What you will do — From the listing below, extract each entry exactly as written, minus the images.

── Data lines

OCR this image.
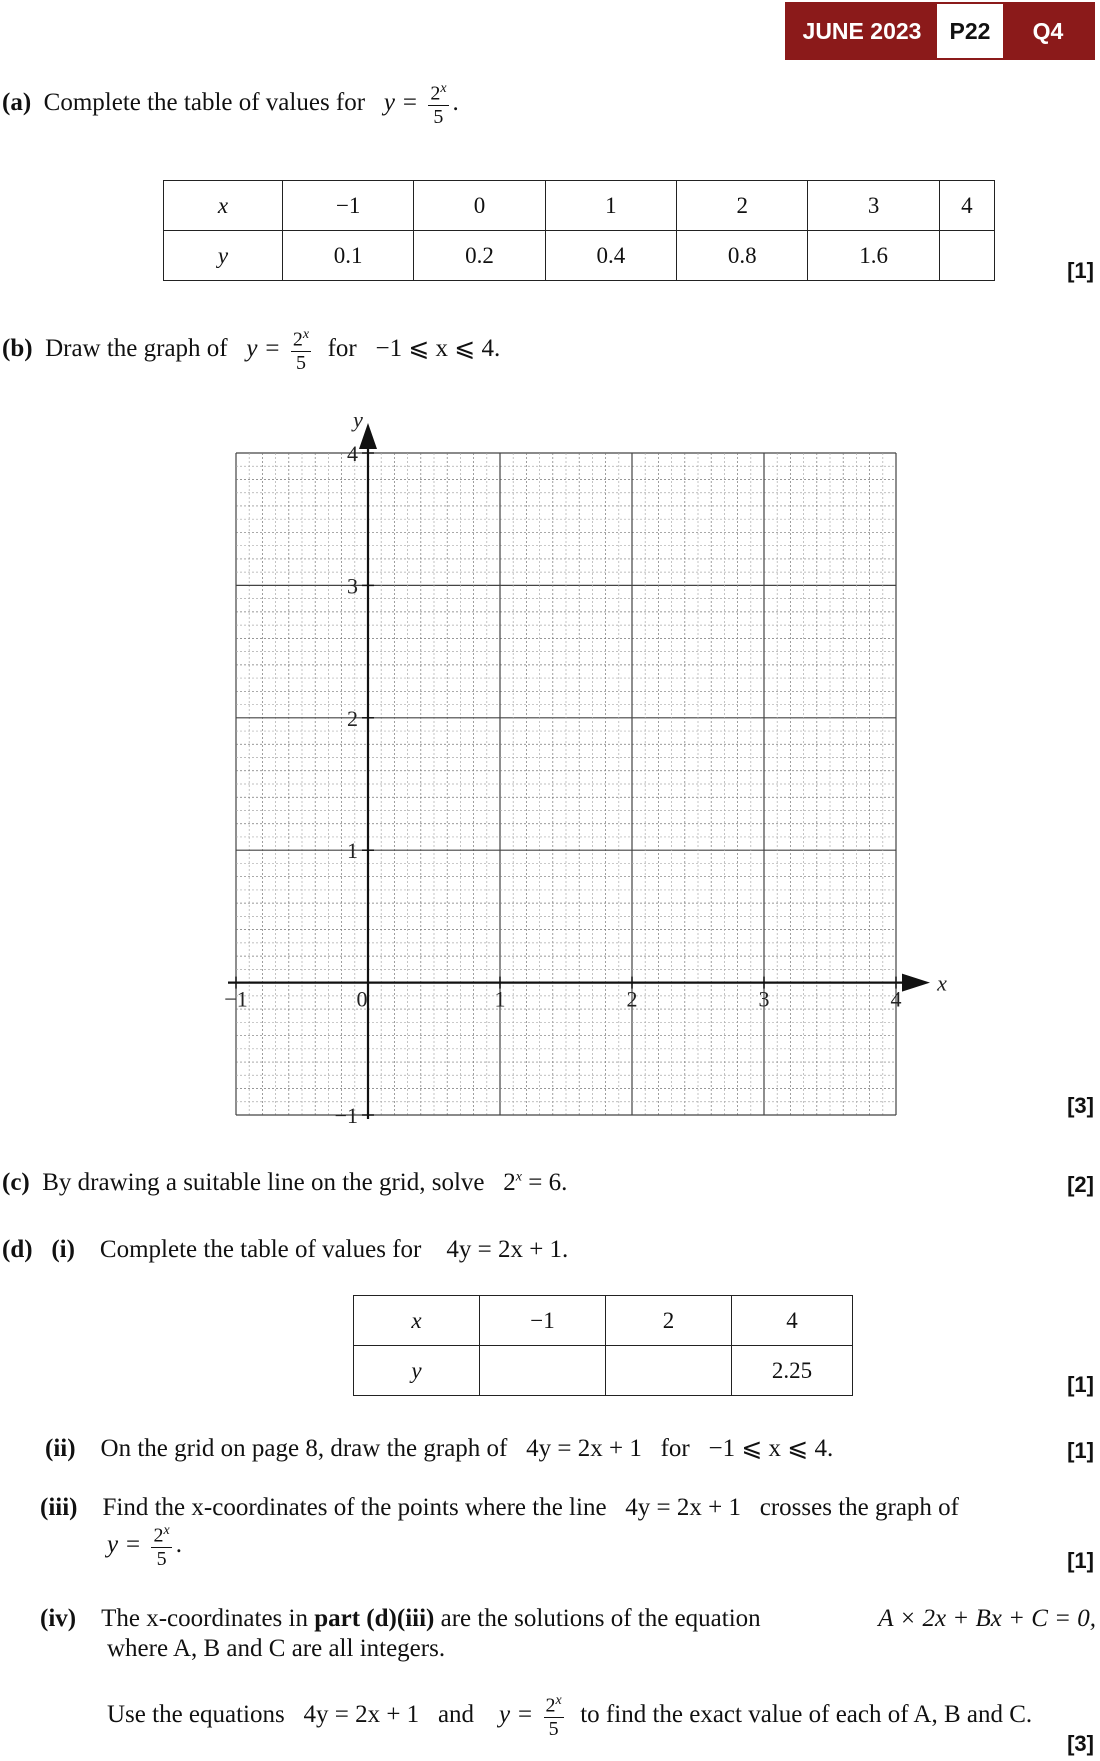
JUNE 2023	P22	Q4
(a) Complete the table of values for $y = \frac{2^x}{5}$ .
x	−1	0	1	2	3	4
y	0.1	0.2	0.4	0.8	1.6	
[1]
(b) Draw the graph of $y = \frac{2^x}{5}$ for −1 ⩽ x ⩽ 4.
−1	0	1	2	3	4
4
3
2
1
−1
x
y
[3]
(c) By drawing a suitable line on the grid, solve $2^x = 6$.	[2]
(d) (i) Complete the table of values for 4y = 2x + 1.
x	−1	2	4
y			2.25
[1]
(ii) On the grid on page 8, draw the graph of 4y = 2x + 1 for −1 ⩽ x ⩽ 4.	[1]
(iii) Find the x-coordinates of the points where the line 4y = 2x + 1 crosses the graph of
$y = \frac{2^x}{5}$ .
[1]
(iv) The x-coordinates in part (d)(iii) are the solutions of the equation	A × 2x + Bx + C = 0,
where A, B and C are all integers.
Use the equations 4y = 2x + 1 and $y = \frac{2^x}{5}$ to find the exact value of each of A, B and C.
[3]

────

Exercise output —
OCR this image.
JUNE 2023	P22	Q4
(a) Complete the table of values for $y = \frac{2^x}{5}$ .
x	−1	0	1	2	3	4
y	0.1	0.2	0.4	0.8	1.6	
[1]
(b) Draw the graph of $y = \frac{2^x}{5}$ for −1 ⩽ x ⩽ 4.
−1	0	1	2	3	4
4
3
2
1
−1
x
y
[3]
(c) By drawing a suitable line on the grid, solve $2^x = 6$.	[2]
(d) (i) Complete the table of values for 4y = 2x + 1.
x	−1	2	4
y			2.25
[1]
(ii) On the grid on page 8, draw the graph of 4y = 2x + 1 for −1 ⩽ x ⩽ 4.	[1]
(iii) Find the x-coordinates of the points where the line 4y = 2x + 1 crosses the graph of
$y = \frac{2^x}{5}$ .
[1]
(iv) The x-coordinates in part (d)(iii) are the solutions of the equation	A × 2x + Bx + C = 0,
where A, B and C are all integers.
Use the equations 4y = 2x + 1 and $y = \frac{2^x}{5}$ to find the exact value of each of A, B and C.
[3]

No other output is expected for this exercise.